◆ What the task requires ◆
In the listing below, count the lines with "color" and report only the figure.

[Rows from a figure dataset]

***

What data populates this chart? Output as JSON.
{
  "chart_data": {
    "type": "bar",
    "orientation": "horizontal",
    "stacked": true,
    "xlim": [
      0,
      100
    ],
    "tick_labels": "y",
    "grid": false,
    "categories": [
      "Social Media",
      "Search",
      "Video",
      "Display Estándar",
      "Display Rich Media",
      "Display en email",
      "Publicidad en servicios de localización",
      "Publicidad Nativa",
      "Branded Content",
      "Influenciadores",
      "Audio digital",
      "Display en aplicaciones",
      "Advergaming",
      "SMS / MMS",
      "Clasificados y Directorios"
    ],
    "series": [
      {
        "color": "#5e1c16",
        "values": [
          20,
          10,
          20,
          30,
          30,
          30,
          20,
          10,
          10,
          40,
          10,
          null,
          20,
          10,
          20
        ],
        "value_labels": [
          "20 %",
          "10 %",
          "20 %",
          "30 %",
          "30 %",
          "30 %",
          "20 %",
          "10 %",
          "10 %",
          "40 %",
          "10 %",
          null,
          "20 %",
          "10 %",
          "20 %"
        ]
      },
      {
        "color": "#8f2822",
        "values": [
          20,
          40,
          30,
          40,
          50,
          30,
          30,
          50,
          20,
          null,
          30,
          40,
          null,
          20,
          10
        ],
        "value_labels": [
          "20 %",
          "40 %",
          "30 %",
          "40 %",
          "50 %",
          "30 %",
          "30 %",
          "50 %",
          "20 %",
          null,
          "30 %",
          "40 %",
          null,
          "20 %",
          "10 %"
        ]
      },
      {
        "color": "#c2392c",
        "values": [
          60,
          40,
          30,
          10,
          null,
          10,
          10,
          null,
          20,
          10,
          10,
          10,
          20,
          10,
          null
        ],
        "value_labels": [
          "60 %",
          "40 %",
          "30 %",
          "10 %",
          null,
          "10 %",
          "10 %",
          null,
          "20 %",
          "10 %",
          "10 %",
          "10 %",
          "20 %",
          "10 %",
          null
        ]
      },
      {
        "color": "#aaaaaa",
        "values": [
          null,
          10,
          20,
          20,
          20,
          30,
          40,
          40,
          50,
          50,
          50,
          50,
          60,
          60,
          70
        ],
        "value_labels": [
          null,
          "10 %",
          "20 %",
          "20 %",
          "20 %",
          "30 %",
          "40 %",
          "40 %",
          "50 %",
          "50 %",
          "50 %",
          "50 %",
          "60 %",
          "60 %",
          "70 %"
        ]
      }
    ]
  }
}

***

◆ Written solution ◆
4